◆ **The task**:
The response should be an exact copy of the records, with the pictures removed.

◆ **Task inputs**:
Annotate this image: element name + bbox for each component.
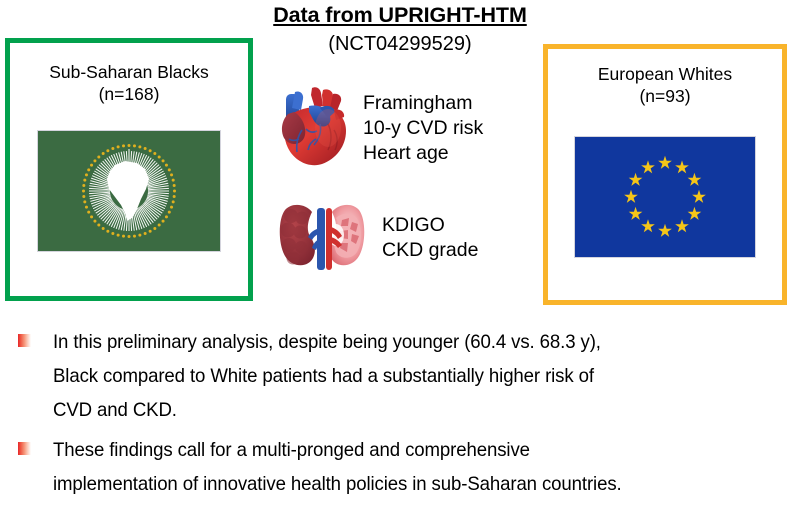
measure-line: CKD grade — [382, 238, 478, 263]
measure-label-cvd: Framingham 10-y CVD risk Heart age — [363, 91, 483, 166]
bullet-text: In this preliminary analysis, despite be… — [53, 325, 766, 427]
bullet-text: These findings call for a multi-pronged … — [53, 433, 766, 501]
heart-icon — [276, 84, 354, 173]
conclusion-bullet-list: In this preliminary analysis, despite be… — [0, 325, 800, 507]
list-item: In this preliminary analysis, despite be… — [0, 325, 800, 427]
measure-row-cvd: Framingham 10-y CVD risk Heart age — [276, 84, 483, 173]
list-item: These findings call for a multi-pronged … — [0, 433, 800, 501]
gradient-square-bullet-icon — [18, 442, 31, 455]
european-union-flag-wrapper — [548, 137, 782, 257]
bullet-line: These findings call for a multi-pronged … — [53, 433, 766, 467]
cohort-sample-size-label: (n=93) — [548, 85, 782, 107]
african-union-flag-wrapper — [10, 131, 248, 251]
measure-line: Heart age — [363, 141, 483, 166]
cohort-panel-sub-saharan-blacks: Sub-Saharan Blacks (n=168) — [5, 38, 253, 301]
measure-line: KDIGO — [382, 213, 478, 238]
page-title: Data from UPRIGHT-HTM — [0, 0, 800, 28]
measure-label-ckd: KDIGO CKD grade — [382, 213, 478, 263]
cohort-panel-european-whites: European Whites (n=93) — [543, 44, 787, 305]
african-union-flag — [38, 131, 220, 251]
bullet-line: CVD and CKD. — [53, 393, 766, 427]
gradient-square-bullet-icon — [18, 334, 31, 347]
bullet-line: In this preliminary analysis, despite be… — [53, 325, 766, 359]
measure-line: 10-y CVD risk — [363, 116, 483, 141]
kidneys-icon — [276, 198, 368, 277]
cohort-name-label: European Whites — [548, 49, 782, 85]
cohort-name-label: Sub-Saharan Blacks — [10, 43, 248, 83]
measure-row-ckd: KDIGO CKD grade — [276, 198, 478, 277]
measure-line: Framingham — [363, 91, 483, 116]
bullet-line: Black compared to White patients had a s… — [53, 359, 766, 393]
cohort-sample-size-label: (n=168) — [10, 83, 248, 105]
european-union-flag — [575, 137, 755, 257]
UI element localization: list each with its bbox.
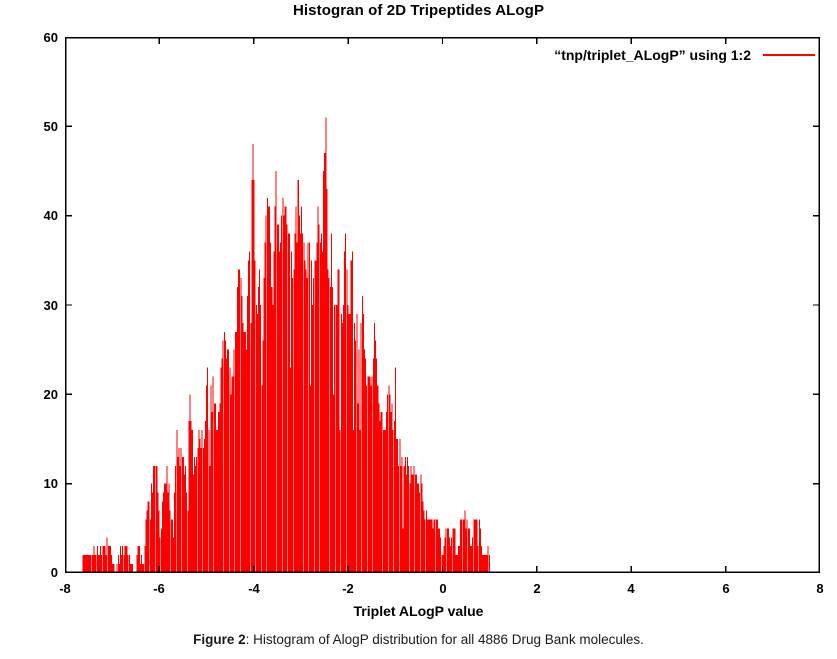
legend-label: “tnp/triplet_ALogP” using 1:2: [554, 47, 751, 63]
y-axis-tick-labels: 60 50 40 30 20 10 0: [0, 0, 58, 659]
figure-caption-text: : Histogram of AlogP distribution for al…: [246, 632, 644, 647]
legend: “tnp/triplet_ALogP” using 1:2: [470, 44, 815, 66]
figure-caption: Figure 2: Histogram of AlogP distributio…: [0, 632, 837, 647]
plot-area: [65, 37, 820, 573]
figure-caption-prefix: Figure 2: [193, 632, 246, 647]
x-tick-label-2: 2: [517, 581, 557, 596]
x-tick-label--4: -4: [234, 581, 274, 596]
y-tick-label-10: 10: [44, 476, 58, 491]
x-tick-label-8: 8: [800, 581, 837, 596]
x-tick-label--8: -8: [45, 581, 85, 596]
x-axis-title: Triplet ALogP value: [0, 603, 837, 619]
y-tick-label-40: 40: [44, 208, 58, 223]
x-tick-label-6: 6: [706, 581, 746, 596]
figure-root: Histogran of 2D Tripeptides ALogP 60 50 …: [0, 0, 837, 659]
y-tick-label-0: 0: [51, 565, 58, 580]
y-tick-label-60: 60: [44, 30, 58, 45]
x-tick-label--2: -2: [328, 581, 368, 596]
y-tick-label-30: 30: [44, 298, 58, 313]
x-tick-label--6: -6: [139, 581, 179, 596]
legend-line-sample: [763, 54, 815, 56]
histogram-series-impulses: [83, 117, 489, 573]
x-tick-label-0: 0: [423, 581, 463, 596]
histogram-plot: [65, 37, 820, 573]
chart-title: Histogran of 2D Tripeptides ALogP: [0, 2, 837, 19]
y-tick-label-20: 20: [44, 387, 58, 402]
y-tick-label-50: 50: [44, 119, 58, 134]
x-tick-label-4: 4: [611, 581, 651, 596]
histogram-bars: [83, 117, 489, 573]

◆ **Written solution**:
Annotate this image: element name + bbox for each component.
measure-line: CKD grade — [382, 238, 478, 263]
measure-label-cvd: Framingham 10-y CVD risk Heart age — [363, 91, 483, 166]
bullet-text: In this preliminary analysis, despite be… — [53, 325, 766, 427]
bullet-text: These findings call for a multi-pronged … — [53, 433, 766, 501]
heart-icon — [276, 84, 354, 173]
conclusion-bullet-list: In this preliminary analysis, despite be… — [0, 325, 800, 507]
list-item: In this preliminary analysis, despite be… — [0, 325, 800, 427]
measure-row-cvd: Framingham 10-y CVD risk Heart age — [276, 84, 483, 173]
list-item: These findings call for a multi-pronged … — [0, 433, 800, 501]
gradient-square-bullet-icon — [18, 442, 31, 455]
european-union-flag-wrapper — [548, 137, 782, 257]
bullet-line: These findings call for a multi-pronged … — [53, 433, 766, 467]
cohort-sample-size-label: (n=93) — [548, 85, 782, 107]
african-union-flag-wrapper — [10, 131, 248, 251]
measure-line: Heart age — [363, 141, 483, 166]
cohort-panel-sub-saharan-blacks: Sub-Saharan Blacks (n=168) — [5, 38, 253, 301]
measure-line: KDIGO — [382, 213, 478, 238]
page-title: Data from UPRIGHT-HTM — [0, 0, 800, 28]
measure-label-ckd: KDIGO CKD grade — [382, 213, 478, 263]
cohort-panel-european-whites: European Whites (n=93) — [543, 44, 787, 305]
african-union-flag — [38, 131, 220, 251]
bullet-line: CVD and CKD. — [53, 393, 766, 427]
gradient-square-bullet-icon — [18, 334, 31, 347]
bullet-line: In this preliminary analysis, despite be… — [53, 325, 766, 359]
measure-line: 10-y CVD risk — [363, 116, 483, 141]
kidneys-icon — [276, 198, 368, 277]
cohort-name-label: European Whites — [548, 49, 782, 85]
cohort-name-label: Sub-Saharan Blacks — [10, 43, 248, 83]
measure-row-ckd: KDIGO CKD grade — [276, 198, 478, 277]
measure-line: Framingham — [363, 91, 483, 116]
bullet-line: Black compared to White patients had a s… — [53, 359, 766, 393]
cohort-sample-size-label: (n=168) — [10, 83, 248, 105]
european-union-flag — [575, 137, 755, 257]
UI element localization: list each with its bbox.
legend-label: “tnp/triplet_ALogP” using 1:2: [554, 47, 751, 63]
y-axis-tick-labels: 60 50 40 30 20 10 0: [0, 0, 58, 659]
figure-caption-text: : Histogram of AlogP distribution for al…: [246, 632, 644, 647]
legend: “tnp/triplet_ALogP” using 1:2: [470, 44, 815, 66]
figure-caption: Figure 2: Histogram of AlogP distributio…: [0, 632, 837, 647]
plot-area: [65, 37, 820, 573]
figure-caption-prefix: Figure 2: [193, 632, 246, 647]
x-tick-label-2: 2: [517, 581, 557, 596]
x-tick-label--4: -4: [234, 581, 274, 596]
y-tick-label-10: 10: [44, 476, 58, 491]
x-tick-label-8: 8: [800, 581, 837, 596]
x-tick-label--8: -8: [45, 581, 85, 596]
x-axis-title: Triplet ALogP value: [0, 603, 837, 619]
y-tick-label-40: 40: [44, 208, 58, 223]
x-tick-label-6: 6: [706, 581, 746, 596]
figure-root: Histogran of 2D Tripeptides ALogP 60 50 …: [0, 0, 837, 659]
y-tick-label-0: 0: [51, 565, 58, 580]
y-tick-label-60: 60: [44, 30, 58, 45]
x-tick-label--2: -2: [328, 581, 368, 596]
y-tick-label-30: 30: [44, 298, 58, 313]
x-tick-label--6: -6: [139, 581, 179, 596]
legend-line-sample: [763, 54, 815, 56]
histogram-series-impulses: [83, 117, 489, 573]
x-tick-label-0: 0: [423, 581, 463, 596]
histogram-plot: [65, 37, 820, 573]
chart-title: Histogran of 2D Tripeptides ALogP: [0, 2, 837, 19]
y-tick-label-20: 20: [44, 387, 58, 402]
y-tick-label-50: 50: [44, 119, 58, 134]
x-tick-label-4: 4: [611, 581, 651, 596]
histogram-bars: [83, 117, 489, 573]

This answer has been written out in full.